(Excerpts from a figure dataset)
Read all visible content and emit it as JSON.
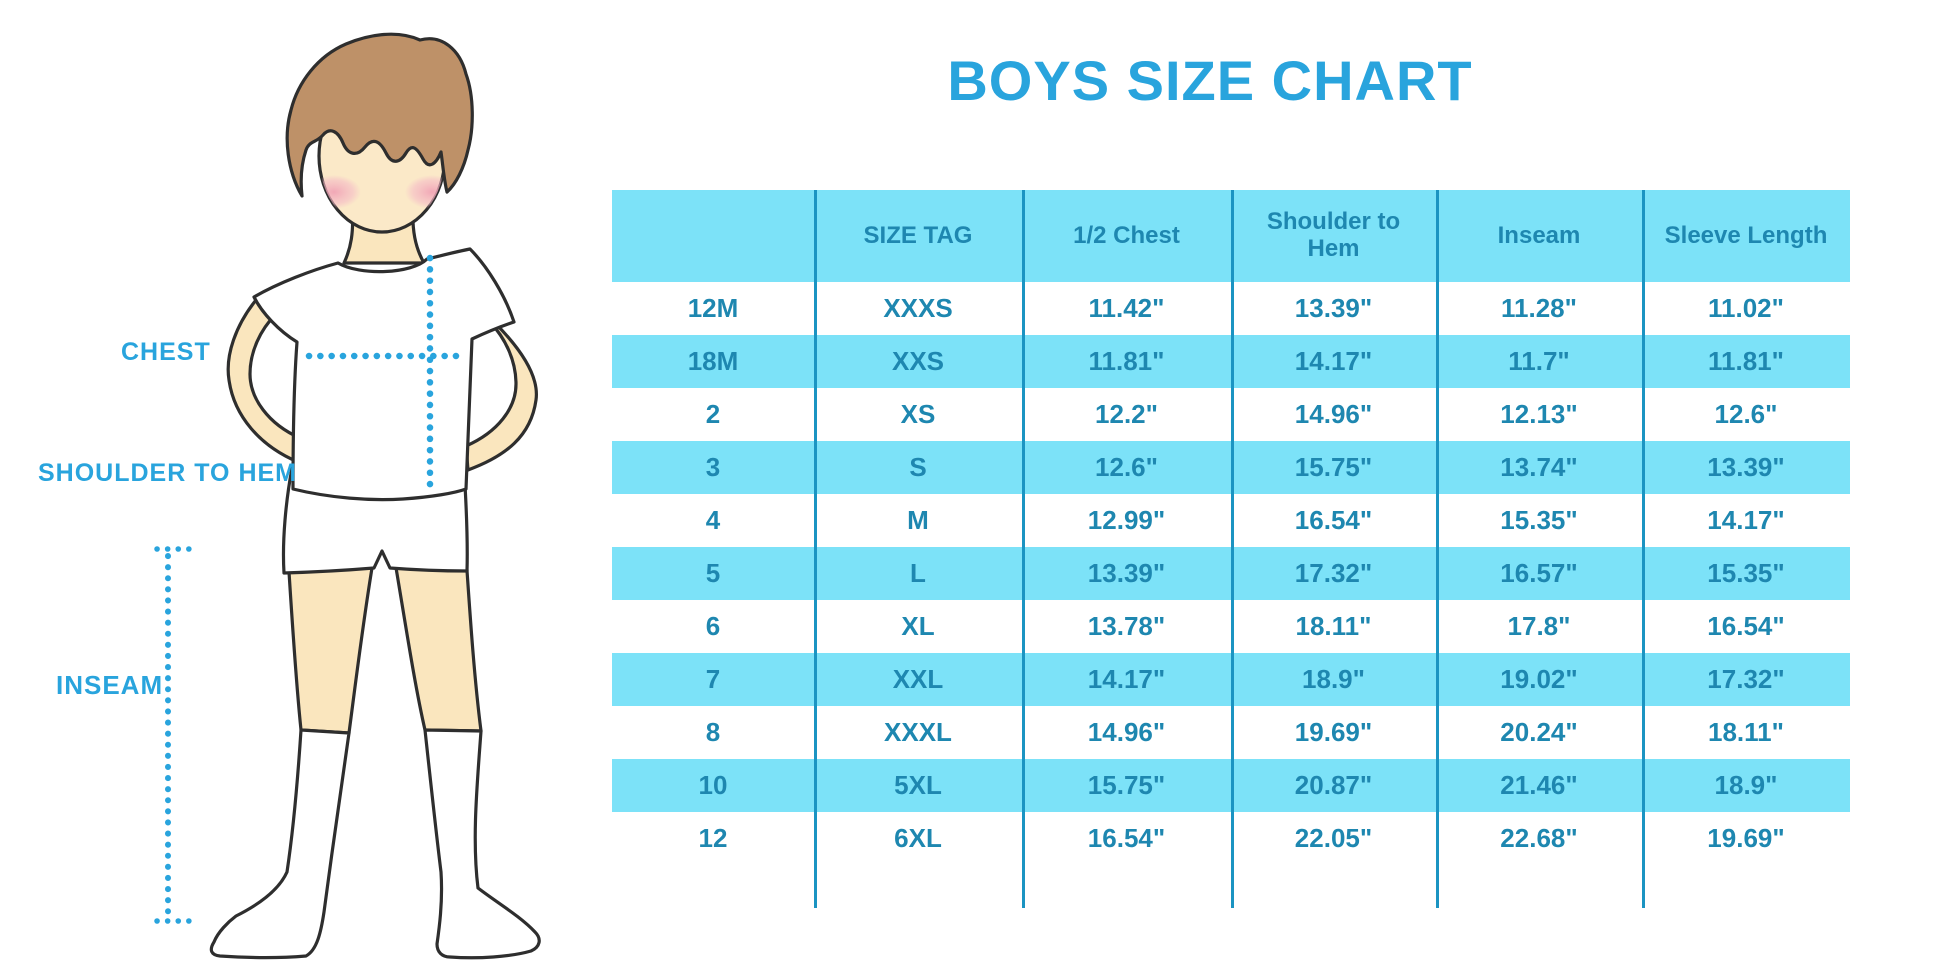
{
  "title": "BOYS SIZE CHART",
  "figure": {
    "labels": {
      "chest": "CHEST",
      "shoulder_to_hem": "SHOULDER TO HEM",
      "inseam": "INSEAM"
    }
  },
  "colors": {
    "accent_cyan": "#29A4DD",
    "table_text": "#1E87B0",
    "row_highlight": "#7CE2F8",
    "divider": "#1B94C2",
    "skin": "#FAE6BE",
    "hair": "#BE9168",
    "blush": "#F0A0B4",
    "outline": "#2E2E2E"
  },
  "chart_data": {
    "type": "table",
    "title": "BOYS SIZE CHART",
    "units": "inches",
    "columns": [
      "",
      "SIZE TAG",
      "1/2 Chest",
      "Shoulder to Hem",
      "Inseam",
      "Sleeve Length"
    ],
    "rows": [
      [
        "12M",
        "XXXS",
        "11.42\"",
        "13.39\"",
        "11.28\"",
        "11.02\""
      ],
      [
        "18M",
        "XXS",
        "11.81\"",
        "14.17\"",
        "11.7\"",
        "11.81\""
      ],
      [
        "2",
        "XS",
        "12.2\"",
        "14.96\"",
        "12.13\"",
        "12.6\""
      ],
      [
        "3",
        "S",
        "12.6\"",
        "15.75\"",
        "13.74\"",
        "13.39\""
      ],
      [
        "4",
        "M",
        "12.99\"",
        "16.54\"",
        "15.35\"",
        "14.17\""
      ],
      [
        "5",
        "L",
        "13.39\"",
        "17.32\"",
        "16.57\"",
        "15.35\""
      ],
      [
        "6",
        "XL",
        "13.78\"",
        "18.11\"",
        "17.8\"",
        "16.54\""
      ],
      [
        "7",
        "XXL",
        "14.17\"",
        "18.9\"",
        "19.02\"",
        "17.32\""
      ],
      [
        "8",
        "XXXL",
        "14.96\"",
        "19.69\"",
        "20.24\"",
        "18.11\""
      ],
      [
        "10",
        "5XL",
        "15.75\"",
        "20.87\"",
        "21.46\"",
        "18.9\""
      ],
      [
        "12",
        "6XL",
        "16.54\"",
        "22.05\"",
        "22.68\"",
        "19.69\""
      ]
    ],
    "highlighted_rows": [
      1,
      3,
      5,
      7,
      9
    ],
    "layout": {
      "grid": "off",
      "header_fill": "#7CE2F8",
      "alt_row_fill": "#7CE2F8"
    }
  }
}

---

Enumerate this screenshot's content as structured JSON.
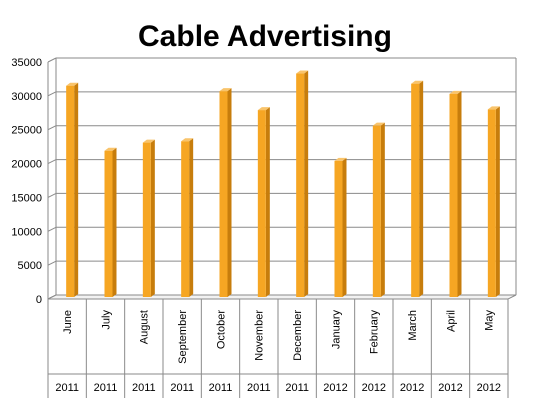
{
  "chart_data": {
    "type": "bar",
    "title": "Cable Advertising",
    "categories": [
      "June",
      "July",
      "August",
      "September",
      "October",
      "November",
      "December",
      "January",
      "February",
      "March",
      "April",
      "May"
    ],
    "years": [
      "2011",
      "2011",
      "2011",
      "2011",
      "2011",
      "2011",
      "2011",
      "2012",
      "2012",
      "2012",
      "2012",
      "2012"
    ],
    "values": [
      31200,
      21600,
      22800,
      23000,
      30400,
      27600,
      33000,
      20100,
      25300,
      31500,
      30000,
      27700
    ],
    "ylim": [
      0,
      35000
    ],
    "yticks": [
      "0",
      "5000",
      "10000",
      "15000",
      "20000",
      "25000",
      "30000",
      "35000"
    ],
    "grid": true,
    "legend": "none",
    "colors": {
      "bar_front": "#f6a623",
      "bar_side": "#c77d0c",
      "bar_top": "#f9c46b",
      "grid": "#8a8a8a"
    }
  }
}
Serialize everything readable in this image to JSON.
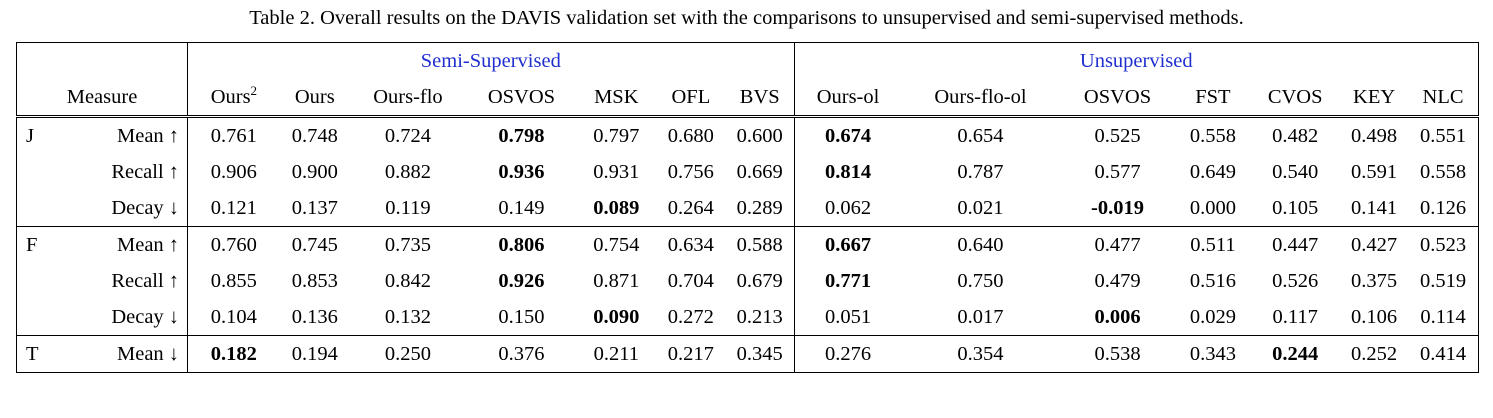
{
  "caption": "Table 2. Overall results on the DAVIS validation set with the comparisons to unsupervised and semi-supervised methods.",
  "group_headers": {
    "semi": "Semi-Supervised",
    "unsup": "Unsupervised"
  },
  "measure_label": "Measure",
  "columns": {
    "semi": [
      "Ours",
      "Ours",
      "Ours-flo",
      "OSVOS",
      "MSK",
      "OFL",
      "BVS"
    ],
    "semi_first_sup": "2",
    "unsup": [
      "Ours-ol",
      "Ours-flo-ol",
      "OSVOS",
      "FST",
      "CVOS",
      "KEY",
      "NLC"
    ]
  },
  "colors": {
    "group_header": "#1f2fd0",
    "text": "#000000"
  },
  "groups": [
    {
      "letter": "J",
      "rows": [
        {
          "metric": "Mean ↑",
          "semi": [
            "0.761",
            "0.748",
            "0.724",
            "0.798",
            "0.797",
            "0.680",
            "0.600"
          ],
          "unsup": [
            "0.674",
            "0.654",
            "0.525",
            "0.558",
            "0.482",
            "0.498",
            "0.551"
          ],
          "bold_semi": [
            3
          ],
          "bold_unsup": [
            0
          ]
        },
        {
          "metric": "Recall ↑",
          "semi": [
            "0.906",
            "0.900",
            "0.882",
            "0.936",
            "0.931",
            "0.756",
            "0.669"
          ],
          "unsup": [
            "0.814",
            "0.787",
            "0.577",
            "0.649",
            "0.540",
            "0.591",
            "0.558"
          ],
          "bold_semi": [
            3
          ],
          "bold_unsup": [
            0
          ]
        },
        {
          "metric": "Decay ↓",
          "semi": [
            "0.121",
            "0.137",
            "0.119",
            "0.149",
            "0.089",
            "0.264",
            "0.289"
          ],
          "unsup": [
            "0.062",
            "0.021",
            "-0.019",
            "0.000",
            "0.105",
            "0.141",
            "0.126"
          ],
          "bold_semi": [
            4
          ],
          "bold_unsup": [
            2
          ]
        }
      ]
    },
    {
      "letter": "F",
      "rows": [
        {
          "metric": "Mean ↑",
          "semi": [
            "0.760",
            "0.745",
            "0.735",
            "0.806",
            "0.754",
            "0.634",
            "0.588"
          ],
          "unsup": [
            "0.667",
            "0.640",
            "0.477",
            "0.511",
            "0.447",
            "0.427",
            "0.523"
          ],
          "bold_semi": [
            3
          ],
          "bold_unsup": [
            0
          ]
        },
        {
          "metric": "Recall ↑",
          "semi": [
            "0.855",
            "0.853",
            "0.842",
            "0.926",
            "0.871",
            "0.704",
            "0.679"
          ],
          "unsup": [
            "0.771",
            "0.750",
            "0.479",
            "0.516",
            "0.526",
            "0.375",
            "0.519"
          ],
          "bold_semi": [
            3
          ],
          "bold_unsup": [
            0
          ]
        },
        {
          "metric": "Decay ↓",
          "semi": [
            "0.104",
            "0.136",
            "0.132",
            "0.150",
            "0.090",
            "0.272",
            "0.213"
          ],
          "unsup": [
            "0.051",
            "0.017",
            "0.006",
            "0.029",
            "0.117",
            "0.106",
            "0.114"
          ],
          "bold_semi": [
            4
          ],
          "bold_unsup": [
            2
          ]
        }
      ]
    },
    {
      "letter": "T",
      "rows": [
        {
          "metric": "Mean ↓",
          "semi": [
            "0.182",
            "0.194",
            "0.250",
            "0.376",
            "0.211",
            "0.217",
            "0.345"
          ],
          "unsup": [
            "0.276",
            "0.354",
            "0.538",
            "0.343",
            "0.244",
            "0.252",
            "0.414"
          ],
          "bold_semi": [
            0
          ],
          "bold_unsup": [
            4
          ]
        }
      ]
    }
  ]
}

→ **WHAT TO DO**:
Go through the lines above. Select every one that has the string "content".

→ **RIGHT ANSWER**:
Read all visible content and emit it as JSON.
Enumerate this screenshot's content as structured JSON.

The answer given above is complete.